* _TASK DIRECTIONS_: Would you quote every entry exactly, dropping only the pictures?

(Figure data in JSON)
+++

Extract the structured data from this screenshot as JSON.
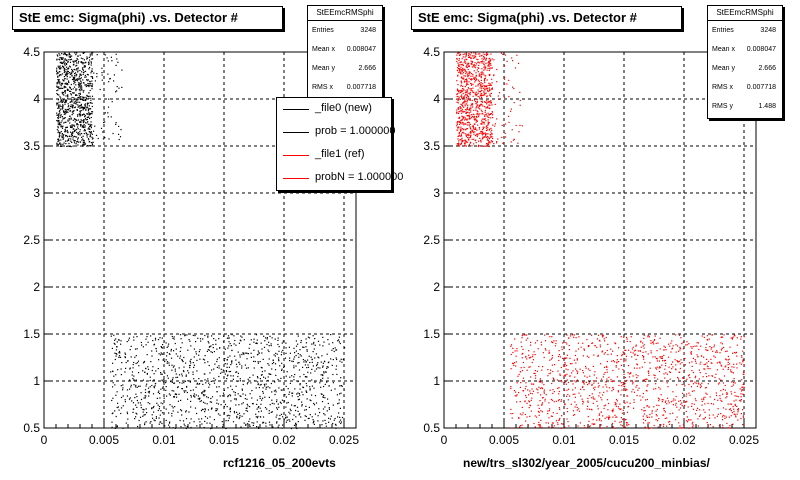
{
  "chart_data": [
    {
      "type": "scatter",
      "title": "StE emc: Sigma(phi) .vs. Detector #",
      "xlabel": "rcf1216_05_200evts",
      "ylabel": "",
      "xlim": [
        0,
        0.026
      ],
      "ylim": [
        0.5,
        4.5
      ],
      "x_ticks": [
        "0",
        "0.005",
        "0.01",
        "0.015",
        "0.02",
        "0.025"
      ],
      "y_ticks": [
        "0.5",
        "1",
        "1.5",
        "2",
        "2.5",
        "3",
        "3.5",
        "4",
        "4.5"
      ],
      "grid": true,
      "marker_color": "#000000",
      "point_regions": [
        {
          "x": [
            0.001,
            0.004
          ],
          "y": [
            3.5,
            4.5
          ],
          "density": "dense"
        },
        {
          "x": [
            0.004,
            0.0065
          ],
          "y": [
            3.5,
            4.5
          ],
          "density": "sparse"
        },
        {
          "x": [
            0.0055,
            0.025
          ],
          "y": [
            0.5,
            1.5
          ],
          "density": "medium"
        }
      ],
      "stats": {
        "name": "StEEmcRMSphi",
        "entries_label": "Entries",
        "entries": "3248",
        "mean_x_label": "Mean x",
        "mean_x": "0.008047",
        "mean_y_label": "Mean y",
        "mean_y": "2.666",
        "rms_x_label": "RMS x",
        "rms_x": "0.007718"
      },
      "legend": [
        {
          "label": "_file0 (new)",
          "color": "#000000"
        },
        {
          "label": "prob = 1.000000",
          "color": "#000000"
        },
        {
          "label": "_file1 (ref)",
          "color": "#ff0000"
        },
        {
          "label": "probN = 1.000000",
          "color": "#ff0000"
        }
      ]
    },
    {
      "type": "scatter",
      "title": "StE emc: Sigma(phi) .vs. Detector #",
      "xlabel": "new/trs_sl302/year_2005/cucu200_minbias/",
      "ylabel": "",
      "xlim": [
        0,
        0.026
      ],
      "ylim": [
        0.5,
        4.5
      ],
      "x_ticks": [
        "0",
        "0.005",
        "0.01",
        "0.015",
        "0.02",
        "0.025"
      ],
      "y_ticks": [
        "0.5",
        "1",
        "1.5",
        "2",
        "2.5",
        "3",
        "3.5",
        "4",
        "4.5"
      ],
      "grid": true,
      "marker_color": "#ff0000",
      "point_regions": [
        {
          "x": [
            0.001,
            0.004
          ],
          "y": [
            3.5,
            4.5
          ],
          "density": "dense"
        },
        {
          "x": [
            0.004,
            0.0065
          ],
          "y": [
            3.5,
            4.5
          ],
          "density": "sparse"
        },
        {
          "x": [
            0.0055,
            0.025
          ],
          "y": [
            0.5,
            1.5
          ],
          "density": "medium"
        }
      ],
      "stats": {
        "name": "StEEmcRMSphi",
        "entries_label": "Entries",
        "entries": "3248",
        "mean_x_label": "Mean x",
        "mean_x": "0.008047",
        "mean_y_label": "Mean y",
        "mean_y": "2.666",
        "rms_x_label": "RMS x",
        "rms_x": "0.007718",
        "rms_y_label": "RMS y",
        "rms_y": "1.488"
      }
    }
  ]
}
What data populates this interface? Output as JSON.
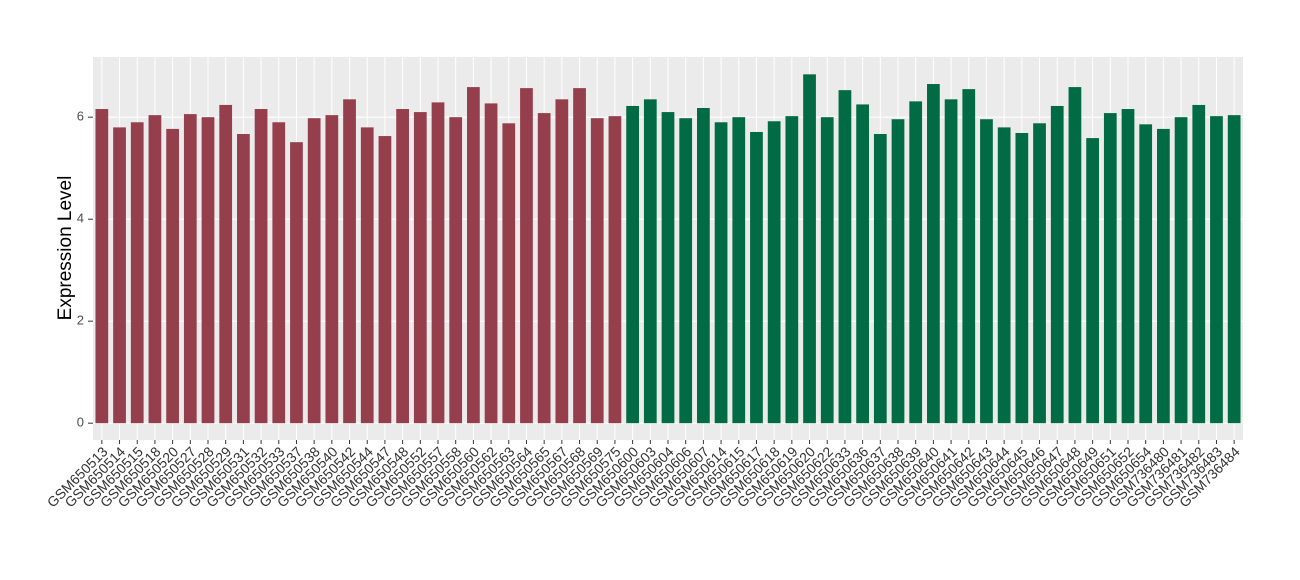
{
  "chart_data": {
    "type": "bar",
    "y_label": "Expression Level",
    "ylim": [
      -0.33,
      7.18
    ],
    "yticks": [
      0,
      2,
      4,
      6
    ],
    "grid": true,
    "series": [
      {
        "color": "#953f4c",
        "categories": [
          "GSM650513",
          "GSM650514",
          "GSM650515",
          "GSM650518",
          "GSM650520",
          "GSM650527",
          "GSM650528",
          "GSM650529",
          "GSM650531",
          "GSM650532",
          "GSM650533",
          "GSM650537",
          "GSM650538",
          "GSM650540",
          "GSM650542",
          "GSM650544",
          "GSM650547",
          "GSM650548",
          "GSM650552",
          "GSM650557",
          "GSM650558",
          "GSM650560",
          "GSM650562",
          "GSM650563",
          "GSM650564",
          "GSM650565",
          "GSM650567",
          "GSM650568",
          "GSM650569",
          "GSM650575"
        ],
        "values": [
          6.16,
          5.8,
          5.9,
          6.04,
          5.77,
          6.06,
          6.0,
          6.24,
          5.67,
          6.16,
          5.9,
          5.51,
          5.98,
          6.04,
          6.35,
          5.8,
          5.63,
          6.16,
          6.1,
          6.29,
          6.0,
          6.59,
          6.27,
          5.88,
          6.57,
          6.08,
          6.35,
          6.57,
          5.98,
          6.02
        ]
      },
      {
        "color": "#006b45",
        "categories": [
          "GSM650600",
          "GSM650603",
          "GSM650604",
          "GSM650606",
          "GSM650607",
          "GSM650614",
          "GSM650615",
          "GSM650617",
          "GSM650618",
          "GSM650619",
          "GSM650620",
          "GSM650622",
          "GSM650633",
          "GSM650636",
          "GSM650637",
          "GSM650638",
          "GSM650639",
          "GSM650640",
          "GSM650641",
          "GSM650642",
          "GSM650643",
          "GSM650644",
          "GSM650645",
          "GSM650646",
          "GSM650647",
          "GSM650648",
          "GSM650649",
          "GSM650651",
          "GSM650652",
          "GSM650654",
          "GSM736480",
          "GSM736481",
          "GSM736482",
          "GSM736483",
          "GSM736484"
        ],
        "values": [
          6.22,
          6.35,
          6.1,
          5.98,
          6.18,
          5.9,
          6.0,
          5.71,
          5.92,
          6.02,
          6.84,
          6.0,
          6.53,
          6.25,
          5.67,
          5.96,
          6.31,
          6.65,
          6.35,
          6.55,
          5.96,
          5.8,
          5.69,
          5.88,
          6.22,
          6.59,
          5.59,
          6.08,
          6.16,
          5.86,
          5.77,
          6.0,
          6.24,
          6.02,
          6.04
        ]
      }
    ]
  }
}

+++

* _RESPONSE TO THIS TASK_:
Extract the structured data from this screenshot as JSON.
{
  "chart_data": [
    {
      "type": "scatter",
      "title": "StE emc: Sigma(phi) .vs. Detector #",
      "xlabel": "rcf1216_05_200evts",
      "ylabel": "",
      "xlim": [
        0,
        0.026
      ],
      "ylim": [
        0.5,
        4.5
      ],
      "x_ticks": [
        "0",
        "0.005",
        "0.01",
        "0.015",
        "0.02",
        "0.025"
      ],
      "y_ticks": [
        "0.5",
        "1",
        "1.5",
        "2",
        "2.5",
        "3",
        "3.5",
        "4",
        "4.5"
      ],
      "grid": true,
      "marker_color": "#000000",
      "point_regions": [
        {
          "x": [
            0.001,
            0.004
          ],
          "y": [
            3.5,
            4.5
          ],
          "density": "dense"
        },
        {
          "x": [
            0.004,
            0.0065
          ],
          "y": [
            3.5,
            4.5
          ],
          "density": "sparse"
        },
        {
          "x": [
            0.0055,
            0.025
          ],
          "y": [
            0.5,
            1.5
          ],
          "density": "medium"
        }
      ],
      "stats": {
        "name": "StEEmcRMSphi",
        "entries_label": "Entries",
        "entries": "3248",
        "mean_x_label": "Mean x",
        "mean_x": "0.008047",
        "mean_y_label": "Mean y",
        "mean_y": "2.666",
        "rms_x_label": "RMS x",
        "rms_x": "0.007718"
      },
      "legend": [
        {
          "label": "_file0 (new)",
          "color": "#000000"
        },
        {
          "label": "prob = 1.000000",
          "color": "#000000"
        },
        {
          "label": "_file1 (ref)",
          "color": "#ff0000"
        },
        {
          "label": "probN = 1.000000",
          "color": "#ff0000"
        }
      ]
    },
    {
      "type": "scatter",
      "title": "StE emc: Sigma(phi) .vs. Detector #",
      "xlabel": "new/trs_sl302/year_2005/cucu200_minbias/",
      "ylabel": "",
      "xlim": [
        0,
        0.026
      ],
      "ylim": [
        0.5,
        4.5
      ],
      "x_ticks": [
        "0",
        "0.005",
        "0.01",
        "0.015",
        "0.02",
        "0.025"
      ],
      "y_ticks": [
        "0.5",
        "1",
        "1.5",
        "2",
        "2.5",
        "3",
        "3.5",
        "4",
        "4.5"
      ],
      "grid": true,
      "marker_color": "#ff0000",
      "point_regions": [
        {
          "x": [
            0.001,
            0.004
          ],
          "y": [
            3.5,
            4.5
          ],
          "density": "dense"
        },
        {
          "x": [
            0.004,
            0.0065
          ],
          "y": [
            3.5,
            4.5
          ],
          "density": "sparse"
        },
        {
          "x": [
            0.0055,
            0.025
          ],
          "y": [
            0.5,
            1.5
          ],
          "density": "medium"
        }
      ],
      "stats": {
        "name": "StEEmcRMSphi",
        "entries_label": "Entries",
        "entries": "3248",
        "mean_x_label": "Mean x",
        "mean_x": "0.008047",
        "mean_y_label": "Mean y",
        "mean_y": "2.666",
        "rms_x_label": "RMS x",
        "rms_x": "0.007718",
        "rms_y_label": "RMS y",
        "rms_y": "1.488"
      }
    }
  ]
}
What data populates this interface? Output as JSON.
{
  "chart_data": {
    "type": "bar",
    "y_label": "Expression Level",
    "ylim": [
      -0.33,
      7.18
    ],
    "yticks": [
      0,
      2,
      4,
      6
    ],
    "grid": true,
    "series": [
      {
        "color": "#953f4c",
        "categories": [
          "GSM650513",
          "GSM650514",
          "GSM650515",
          "GSM650518",
          "GSM650520",
          "GSM650527",
          "GSM650528",
          "GSM650529",
          "GSM650531",
          "GSM650532",
          "GSM650533",
          "GSM650537",
          "GSM650538",
          "GSM650540",
          "GSM650542",
          "GSM650544",
          "GSM650547",
          "GSM650548",
          "GSM650552",
          "GSM650557",
          "GSM650558",
          "GSM650560",
          "GSM650562",
          "GSM650563",
          "GSM650564",
          "GSM650565",
          "GSM650567",
          "GSM650568",
          "GSM650569",
          "GSM650575"
        ],
        "values": [
          6.16,
          5.8,
          5.9,
          6.04,
          5.77,
          6.06,
          6.0,
          6.24,
          5.67,
          6.16,
          5.9,
          5.51,
          5.98,
          6.04,
          6.35,
          5.8,
          5.63,
          6.16,
          6.1,
          6.29,
          6.0,
          6.59,
          6.27,
          5.88,
          6.57,
          6.08,
          6.35,
          6.57,
          5.98,
          6.02
        ]
      },
      {
        "color": "#006b45",
        "categories": [
          "GSM650600",
          "GSM650603",
          "GSM650604",
          "GSM650606",
          "GSM650607",
          "GSM650614",
          "GSM650615",
          "GSM650617",
          "GSM650618",
          "GSM650619",
          "GSM650620",
          "GSM650622",
          "GSM650633",
          "GSM650636",
          "GSM650637",
          "GSM650638",
          "GSM650639",
          "GSM650640",
          "GSM650641",
          "GSM650642",
          "GSM650643",
          "GSM650644",
          "GSM650645",
          "GSM650646",
          "GSM650647",
          "GSM650648",
          "GSM650649",
          "GSM650651",
          "GSM650652",
          "GSM650654",
          "GSM736480",
          "GSM736481",
          "GSM736482",
          "GSM736483",
          "GSM736484"
        ],
        "values": [
          6.22,
          6.35,
          6.1,
          5.98,
          6.18,
          5.9,
          6.0,
          5.71,
          5.92,
          6.02,
          6.84,
          6.0,
          6.53,
          6.25,
          5.67,
          5.96,
          6.31,
          6.65,
          6.35,
          6.55,
          5.96,
          5.8,
          5.69,
          5.88,
          6.22,
          6.59,
          5.59,
          6.08,
          6.16,
          5.86,
          5.77,
          6.0,
          6.24,
          6.02,
          6.04
        ]
      }
    ]
  }
}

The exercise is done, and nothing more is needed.